Rows from a figure dataset
· · · · ·
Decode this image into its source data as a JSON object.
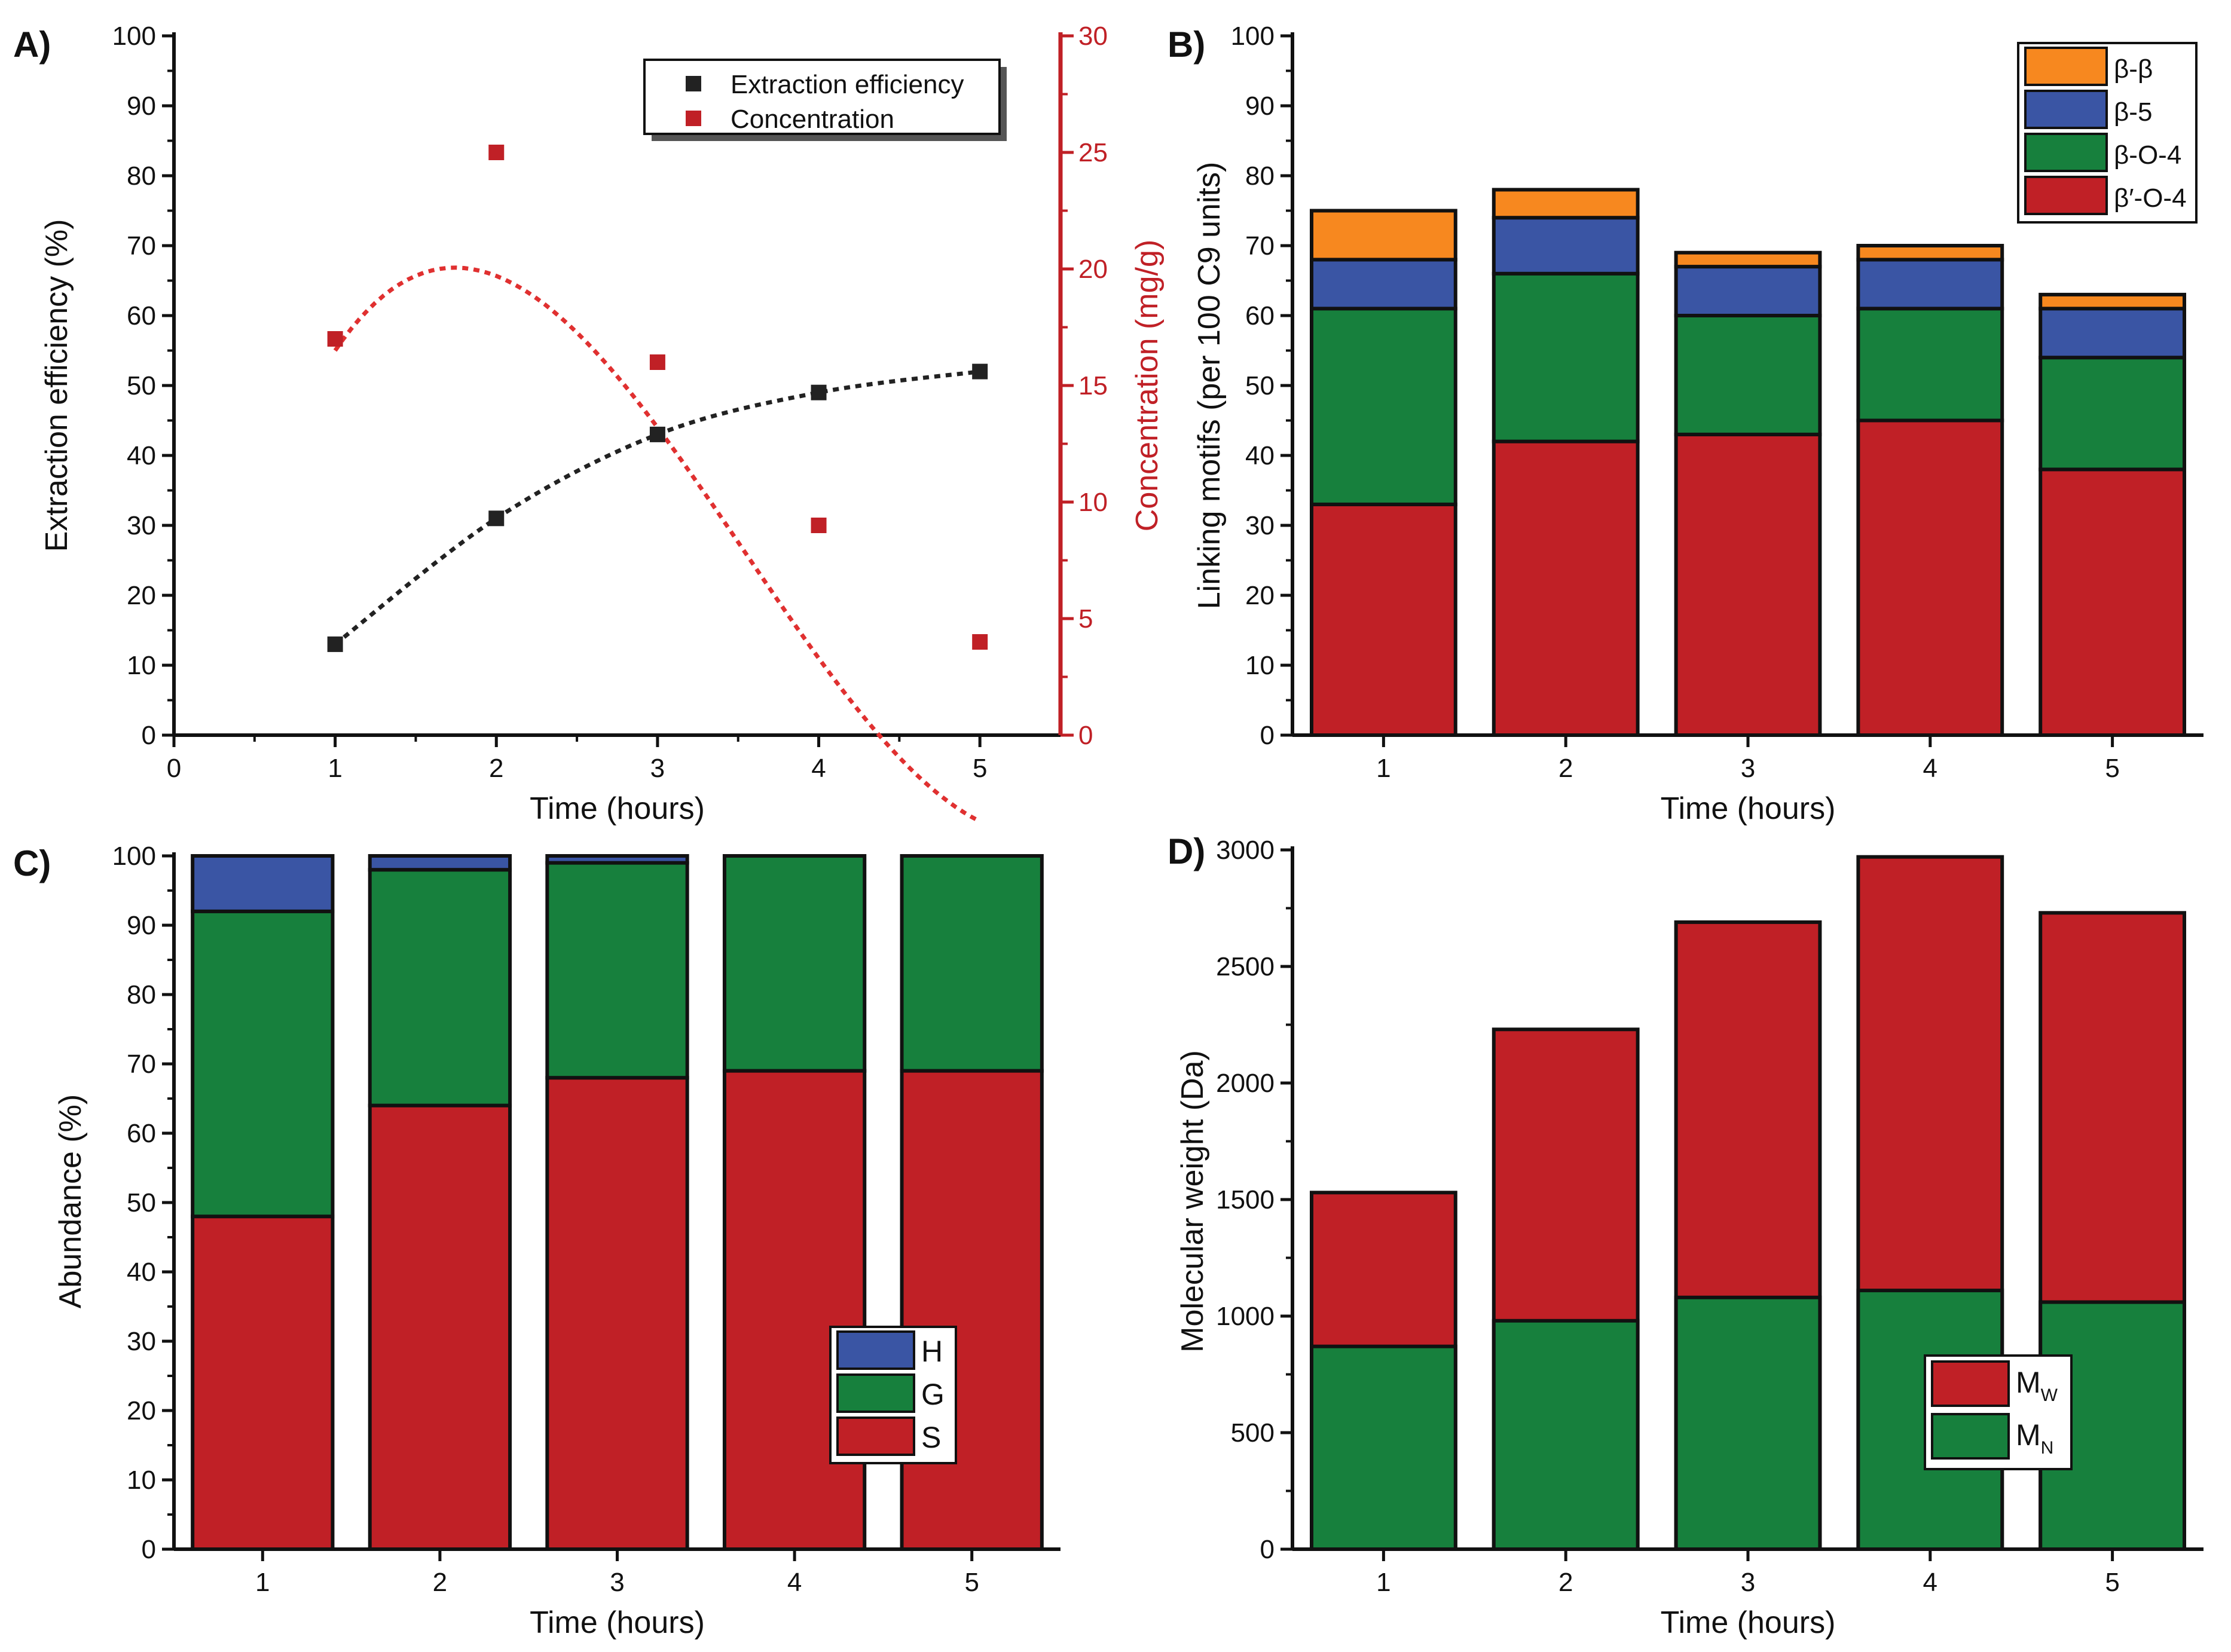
{
  "colors": {
    "black": "#111111",
    "red": "#c02026",
    "dashed_red": "#e03030",
    "green": "#17803d",
    "blue": "#3a55a4",
    "orange": "#f7881f"
  },
  "chart_data": [
    {
      "panel": "A)",
      "type": "line",
      "title": "",
      "xlabel": "Time (hours)",
      "ylabel": "Extraction efficiency (%)",
      "y2label": "Concentration (mg/g)",
      "xlim": [
        0,
        5.5
      ],
      "ylim": [
        0,
        100
      ],
      "y2lim": [
        0,
        30
      ],
      "x_ticks": [
        "0",
        "1",
        "2",
        "3",
        "4",
        "5"
      ],
      "y_ticks": [
        "0",
        "10",
        "20",
        "30",
        "40",
        "50",
        "60",
        "70",
        "80",
        "90",
        "100"
      ],
      "y2_ticks": [
        "0",
        "5",
        "10",
        "15",
        "20",
        "25",
        "30"
      ],
      "legend_position": "top-right",
      "series": [
        {
          "name": "Extraction efficiency",
          "axis": "left",
          "x": [
            1,
            2,
            3,
            4,
            5
          ],
          "values": [
            13,
            31,
            43,
            49,
            52
          ]
        },
        {
          "name": "Concentration",
          "axis": "right",
          "x": [
            1,
            2,
            3,
            4,
            5
          ],
          "values": [
            17,
            25,
            16,
            9,
            4
          ]
        }
      ]
    },
    {
      "panel": "B)",
      "type": "bar",
      "stacked": true,
      "title": "",
      "xlabel": "Time (hours)",
      "ylabel": "Linking motifs (per 100 C9 units)",
      "ylim": [
        0,
        100
      ],
      "categories": [
        "1",
        "2",
        "3",
        "4",
        "5"
      ],
      "y_ticks": [
        "0",
        "10",
        "20",
        "30",
        "40",
        "50",
        "60",
        "70",
        "80",
        "90",
        "100"
      ],
      "legend_position": "top-right",
      "series": [
        {
          "name": "β′-O-4",
          "values": [
            33,
            42,
            43,
            45,
            38
          ]
        },
        {
          "name": "β-O-4",
          "values": [
            28,
            24,
            17,
            16,
            16
          ]
        },
        {
          "name": "β-5",
          "values": [
            7,
            8,
            7,
            7,
            7
          ]
        },
        {
          "name": "β-β",
          "values": [
            7,
            4,
            2,
            2,
            2
          ]
        }
      ]
    },
    {
      "panel": "C)",
      "type": "bar",
      "stacked": true,
      "title": "",
      "xlabel": "Time (hours)",
      "ylabel": "Abundance (%)",
      "ylim": [
        0,
        100
      ],
      "categories": [
        "1",
        "2",
        "3",
        "4",
        "5"
      ],
      "y_ticks": [
        "0",
        "10",
        "20",
        "30",
        "40",
        "50",
        "60",
        "70",
        "80",
        "90",
        "100"
      ],
      "legend_position": "bottom-right",
      "series": [
        {
          "name": "S",
          "values": [
            48,
            64,
            68,
            69,
            69
          ]
        },
        {
          "name": "G",
          "values": [
            44,
            34,
            31,
            31,
            31
          ]
        },
        {
          "name": "H",
          "values": [
            8,
            2,
            1,
            0,
            0
          ]
        }
      ]
    },
    {
      "panel": "D)",
      "type": "bar",
      "stacked": false,
      "overlaid": true,
      "title": "",
      "xlabel": "Time (hours)",
      "ylabel": "Molecular weight (Da)",
      "ylim": [
        0,
        3000
      ],
      "categories": [
        "1",
        "2",
        "3",
        "4",
        "5"
      ],
      "y_ticks": [
        "0",
        "500",
        "1000",
        "1500",
        "2000",
        "2500",
        "3000"
      ],
      "legend_position": "bottom-right",
      "series": [
        {
          "name": "M",
          "subscript": "W",
          "values": [
            1530,
            2230,
            2690,
            2970,
            2730
          ]
        },
        {
          "name": "M",
          "subscript": "N",
          "values": [
            870,
            980,
            1080,
            1110,
            1060
          ]
        }
      ]
    }
  ]
}
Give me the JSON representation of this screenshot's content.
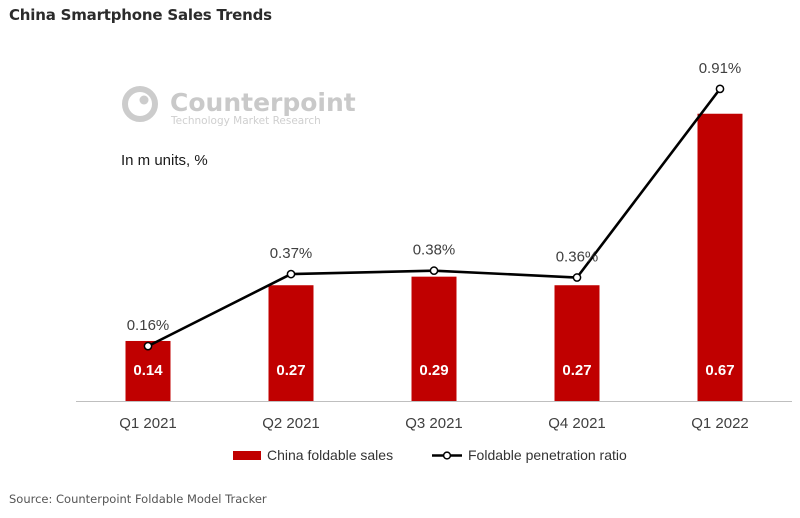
{
  "page_title": "China Smartphone Sales Trends",
  "watermark": {
    "name": "Counterpoint",
    "tagline": "Technology Market Research"
  },
  "units_label": "In m units, %",
  "source": "Source: Counterpoint Foldable Model Tracker",
  "colors": {
    "bar": "#c00000",
    "line": "#000000",
    "axis": "#bfbfbf"
  },
  "chart_data": {
    "type": "bar",
    "title": "China Smartphone Sales Trends",
    "xlabel": "",
    "ylabel": "In m units, %",
    "categories": [
      "Q1 2021",
      "Q2 2021",
      "Q3 2021",
      "Q4 2021",
      "Q1 2022"
    ],
    "series": [
      {
        "name": "China foldable sales",
        "type": "bar",
        "axis": "primary",
        "values": [
          0.14,
          0.27,
          0.29,
          0.27,
          0.67
        ],
        "labels": [
          "0.14",
          "0.27",
          "0.29",
          "0.27",
          "0.67"
        ]
      },
      {
        "name": "Foldable penetration ratio",
        "type": "line",
        "axis": "secondary",
        "values": [
          0.16,
          0.37,
          0.38,
          0.36,
          0.91
        ],
        "labels": [
          "0.16%",
          "0.37%",
          "0.38%",
          "0.36%",
          "0.91%"
        ]
      }
    ],
    "ylim": [
      0,
      0.8
    ],
    "y2lim": [
      0,
      1.0
    ],
    "grid": false,
    "legend": "bottom"
  }
}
· · · · ·
» OBJECTIVE
Transcribe every entry word for word, but omit the pictures.

» WRITTEN REPLY
Decode this image into its source data as a JSON object.
{
  "colors": {
    "black": "#111111",
    "red": "#c02026",
    "dashed_red": "#e03030",
    "green": "#17803d",
    "blue": "#3a55a4",
    "orange": "#f7881f"
  },
  "chart_data": [
    {
      "panel": "A)",
      "type": "line",
      "title": "",
      "xlabel": "Time (hours)",
      "ylabel": "Extraction efficiency (%)",
      "y2label": "Concentration (mg/g)",
      "xlim": [
        0,
        5.5
      ],
      "ylim": [
        0,
        100
      ],
      "y2lim": [
        0,
        30
      ],
      "x_ticks": [
        "0",
        "1",
        "2",
        "3",
        "4",
        "5"
      ],
      "y_ticks": [
        "0",
        "10",
        "20",
        "30",
        "40",
        "50",
        "60",
        "70",
        "80",
        "90",
        "100"
      ],
      "y2_ticks": [
        "0",
        "5",
        "10",
        "15",
        "20",
        "25",
        "30"
      ],
      "legend_position": "top-right",
      "series": [
        {
          "name": "Extraction efficiency",
          "axis": "left",
          "x": [
            1,
            2,
            3,
            4,
            5
          ],
          "values": [
            13,
            31,
            43,
            49,
            52
          ]
        },
        {
          "name": "Concentration",
          "axis": "right",
          "x": [
            1,
            2,
            3,
            4,
            5
          ],
          "values": [
            17,
            25,
            16,
            9,
            4
          ]
        }
      ]
    },
    {
      "panel": "B)",
      "type": "bar",
      "stacked": true,
      "title": "",
      "xlabel": "Time (hours)",
      "ylabel": "Linking motifs (per 100 C9 units)",
      "ylim": [
        0,
        100
      ],
      "categories": [
        "1",
        "2",
        "3",
        "4",
        "5"
      ],
      "y_ticks": [
        "0",
        "10",
        "20",
        "30",
        "40",
        "50",
        "60",
        "70",
        "80",
        "90",
        "100"
      ],
      "legend_position": "top-right",
      "series": [
        {
          "name": "β′-O-4",
          "values": [
            33,
            42,
            43,
            45,
            38
          ]
        },
        {
          "name": "β-O-4",
          "values": [
            28,
            24,
            17,
            16,
            16
          ]
        },
        {
          "name": "β-5",
          "values": [
            7,
            8,
            7,
            7,
            7
          ]
        },
        {
          "name": "β-β",
          "values": [
            7,
            4,
            2,
            2,
            2
          ]
        }
      ]
    },
    {
      "panel": "C)",
      "type": "bar",
      "stacked": true,
      "title": "",
      "xlabel": "Time (hours)",
      "ylabel": "Abundance (%)",
      "ylim": [
        0,
        100
      ],
      "categories": [
        "1",
        "2",
        "3",
        "4",
        "5"
      ],
      "y_ticks": [
        "0",
        "10",
        "20",
        "30",
        "40",
        "50",
        "60",
        "70",
        "80",
        "90",
        "100"
      ],
      "legend_position": "bottom-right",
      "series": [
        {
          "name": "S",
          "values": [
            48,
            64,
            68,
            69,
            69
          ]
        },
        {
          "name": "G",
          "values": [
            44,
            34,
            31,
            31,
            31
          ]
        },
        {
          "name": "H",
          "values": [
            8,
            2,
            1,
            0,
            0
          ]
        }
      ]
    },
    {
      "panel": "D)",
      "type": "bar",
      "stacked": false,
      "overlaid": true,
      "title": "",
      "xlabel": "Time (hours)",
      "ylabel": "Molecular weight (Da)",
      "ylim": [
        0,
        3000
      ],
      "categories": [
        "1",
        "2",
        "3",
        "4",
        "5"
      ],
      "y_ticks": [
        "0",
        "500",
        "1000",
        "1500",
        "2000",
        "2500",
        "3000"
      ],
      "legend_position": "bottom-right",
      "series": [
        {
          "name": "M",
          "subscript": "W",
          "values": [
            1530,
            2230,
            2690,
            2970,
            2730
          ]
        },
        {
          "name": "M",
          "subscript": "N",
          "values": [
            870,
            980,
            1080,
            1110,
            1060
          ]
        }
      ]
    }
  ]
}
Give me the JSON representation of this screenshot's content.
{
  "page_title": "China Smartphone Sales Trends",
  "watermark": {
    "name": "Counterpoint",
    "tagline": "Technology Market Research"
  },
  "units_label": "In m units, %",
  "source": "Source: Counterpoint Foldable Model Tracker",
  "colors": {
    "bar": "#c00000",
    "line": "#000000",
    "axis": "#bfbfbf"
  },
  "chart_data": {
    "type": "bar",
    "title": "China Smartphone Sales Trends",
    "xlabel": "",
    "ylabel": "In m units, %",
    "categories": [
      "Q1 2021",
      "Q2 2021",
      "Q3 2021",
      "Q4 2021",
      "Q1 2022"
    ],
    "series": [
      {
        "name": "China foldable sales",
        "type": "bar",
        "axis": "primary",
        "values": [
          0.14,
          0.27,
          0.29,
          0.27,
          0.67
        ],
        "labels": [
          "0.14",
          "0.27",
          "0.29",
          "0.27",
          "0.67"
        ]
      },
      {
        "name": "Foldable penetration ratio",
        "type": "line",
        "axis": "secondary",
        "values": [
          0.16,
          0.37,
          0.38,
          0.36,
          0.91
        ],
        "labels": [
          "0.16%",
          "0.37%",
          "0.38%",
          "0.36%",
          "0.91%"
        ]
      }
    ],
    "ylim": [
      0,
      0.8
    ],
    "y2lim": [
      0,
      1.0
    ],
    "grid": false,
    "legend": "bottom"
  }
}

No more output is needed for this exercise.